━━━ GIVEN DATA

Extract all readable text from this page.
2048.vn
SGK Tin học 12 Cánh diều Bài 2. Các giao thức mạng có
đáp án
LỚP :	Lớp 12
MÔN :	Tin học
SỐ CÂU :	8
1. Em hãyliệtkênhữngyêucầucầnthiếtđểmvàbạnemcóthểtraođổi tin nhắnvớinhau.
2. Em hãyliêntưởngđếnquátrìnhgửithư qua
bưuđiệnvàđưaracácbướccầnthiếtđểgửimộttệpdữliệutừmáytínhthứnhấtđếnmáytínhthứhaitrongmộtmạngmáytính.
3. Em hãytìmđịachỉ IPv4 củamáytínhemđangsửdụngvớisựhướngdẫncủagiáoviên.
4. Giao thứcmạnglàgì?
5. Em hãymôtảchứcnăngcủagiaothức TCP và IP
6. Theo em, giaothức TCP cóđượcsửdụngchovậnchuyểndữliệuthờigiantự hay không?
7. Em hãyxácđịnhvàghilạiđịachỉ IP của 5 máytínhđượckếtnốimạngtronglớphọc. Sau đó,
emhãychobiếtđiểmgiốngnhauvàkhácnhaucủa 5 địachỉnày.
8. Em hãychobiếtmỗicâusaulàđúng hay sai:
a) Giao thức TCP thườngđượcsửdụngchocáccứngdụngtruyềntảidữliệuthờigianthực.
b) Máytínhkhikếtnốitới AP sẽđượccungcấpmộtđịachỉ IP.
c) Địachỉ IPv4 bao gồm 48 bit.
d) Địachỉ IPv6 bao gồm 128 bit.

━━━━━━

→ EXERCISE DIRECTIONS
Copy each line of the data above without altering a single character.

→ THE SOLUTION
Extract all readable text from this page.
2048.vn
SGK Tin học 12 Cánh diều Bài 2. Các giao thức mạng có
đáp án
LỚP :	Lớp 12
MÔN :	Tin học
SỐ CÂU :	8
1. Em hãyliệtkênhữngyêucầucầnthiếtđểmvàbạnemcóthểtraođổi tin nhắnvớinhau.
2. Em hãyliêntưởngđếnquátrìnhgửithư qua
bưuđiệnvàđưaracácbướccầnthiếtđểgửimộttệpdữliệutừmáytínhthứnhấtđếnmáytínhthứhaitrongmộtmạngmáytính.
3. Em hãytìmđịachỉ IPv4 củamáytínhemđangsửdụngvớisựhướngdẫncủagiáoviên.
4. Giao thứcmạnglàgì?
5. Em hãymôtảchứcnăngcủagiaothức TCP và IP
6. Theo em, giaothức TCP cóđượcsửdụngchovậnchuyểndữliệuthờigiantự hay không?
7. Em hãyxácđịnhvàghilạiđịachỉ IP của 5 máytínhđượckếtnốimạngtronglớphọc. Sau đó,
emhãychobiếtđiểmgiốngnhauvàkhácnhaucủa 5 địachỉnày.
8. Em hãychobiếtmỗicâusaulàđúng hay sai:
a) Giao thức TCP thườngđượcsửdụngchocáccứngdụngtruyềntảidữliệuthờigianthực.
b) Máytínhkhikếtnốitới AP sẽđượccungcấpmộtđịachỉ IP.
c) Địachỉ IPv4 bao gồm 48 bit.
d) Địachỉ IPv6 bao gồm 128 bit.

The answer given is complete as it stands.